Items from a data source
---*---

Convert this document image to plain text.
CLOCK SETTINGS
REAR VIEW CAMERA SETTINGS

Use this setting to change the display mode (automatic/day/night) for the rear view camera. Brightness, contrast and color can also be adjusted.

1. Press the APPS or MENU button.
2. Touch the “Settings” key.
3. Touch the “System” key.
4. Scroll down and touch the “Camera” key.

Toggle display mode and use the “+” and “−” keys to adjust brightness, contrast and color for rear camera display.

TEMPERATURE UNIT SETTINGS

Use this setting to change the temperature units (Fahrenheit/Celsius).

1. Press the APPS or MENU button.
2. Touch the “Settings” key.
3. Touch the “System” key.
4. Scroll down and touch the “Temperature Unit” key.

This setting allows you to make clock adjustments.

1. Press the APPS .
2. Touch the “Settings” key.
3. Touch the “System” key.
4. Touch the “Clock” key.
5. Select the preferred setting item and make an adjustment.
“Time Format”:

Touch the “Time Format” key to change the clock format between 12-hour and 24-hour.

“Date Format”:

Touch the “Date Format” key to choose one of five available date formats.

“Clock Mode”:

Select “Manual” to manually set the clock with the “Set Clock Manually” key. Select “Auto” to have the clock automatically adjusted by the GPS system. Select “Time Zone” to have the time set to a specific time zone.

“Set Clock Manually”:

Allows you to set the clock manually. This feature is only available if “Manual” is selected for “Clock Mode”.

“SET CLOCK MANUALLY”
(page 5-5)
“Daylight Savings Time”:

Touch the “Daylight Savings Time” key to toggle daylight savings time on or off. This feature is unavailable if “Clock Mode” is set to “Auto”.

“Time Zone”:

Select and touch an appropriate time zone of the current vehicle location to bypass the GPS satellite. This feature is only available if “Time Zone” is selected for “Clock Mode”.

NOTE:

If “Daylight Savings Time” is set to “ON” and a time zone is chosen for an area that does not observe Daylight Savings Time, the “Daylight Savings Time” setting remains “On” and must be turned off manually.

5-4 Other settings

---*---

**Task brief:** The records above should all be quoted exactly, please.

**Reply:**
Convert this document image to plain text.
CLOCK SETTINGS
REAR VIEW CAMERA SETTINGS

Use this setting to change the display mode (automatic/day/night) for the rear view camera. Brightness, contrast and color can also be adjusted.

1. Press the APPS or MENU button.
2. Touch the “Settings” key.
3. Touch the “System” key.
4. Scroll down and touch the “Camera” key.

Toggle display mode and use the “+” and “−” keys to adjust brightness, contrast and color for rear camera display.

TEMPERATURE UNIT SETTINGS

Use this setting to change the temperature units (Fahrenheit/Celsius).

1. Press the APPS or MENU button.
2. Touch the “Settings” key.
3. Touch the “System” key.
4. Scroll down and touch the “Temperature Unit” key.

This setting allows you to make clock adjustments.

1. Press the APPS .
2. Touch the “Settings” key.
3. Touch the “System” key.
4. Touch the “Clock” key.
5. Select the preferred setting item and make an adjustment.
“Time Format”:

Touch the “Time Format” key to change the clock format between 12-hour and 24-hour.

“Date Format”:

Touch the “Date Format” key to choose one of five available date formats.

“Clock Mode”:

Select “Manual” to manually set the clock with the “Set Clock Manually” key. Select “Auto” to have the clock automatically adjusted by the GPS system. Select “Time Zone” to have the time set to a specific time zone.

“Set Clock Manually”:

Allows you to set the clock manually. This feature is only available if “Manual” is selected for “Clock Mode”.

“SET CLOCK MANUALLY”
(page 5-5)
“Daylight Savings Time”:

Touch the “Daylight Savings Time” key to toggle daylight savings time on or off. This feature is unavailable if “Clock Mode” is set to “Auto”.

“Time Zone”:

Select and touch an appropriate time zone of the current vehicle location to bypass the GPS satellite. This feature is only available if “Time Zone” is selected for “Clock Mode”.

NOTE:

If “Daylight Savings Time” is set to “ON” and a time zone is chosen for an area that does not observe Daylight Savings Time, the “Daylight Savings Time” setting remains “On” and must be turned off manually.

5-4 Other settings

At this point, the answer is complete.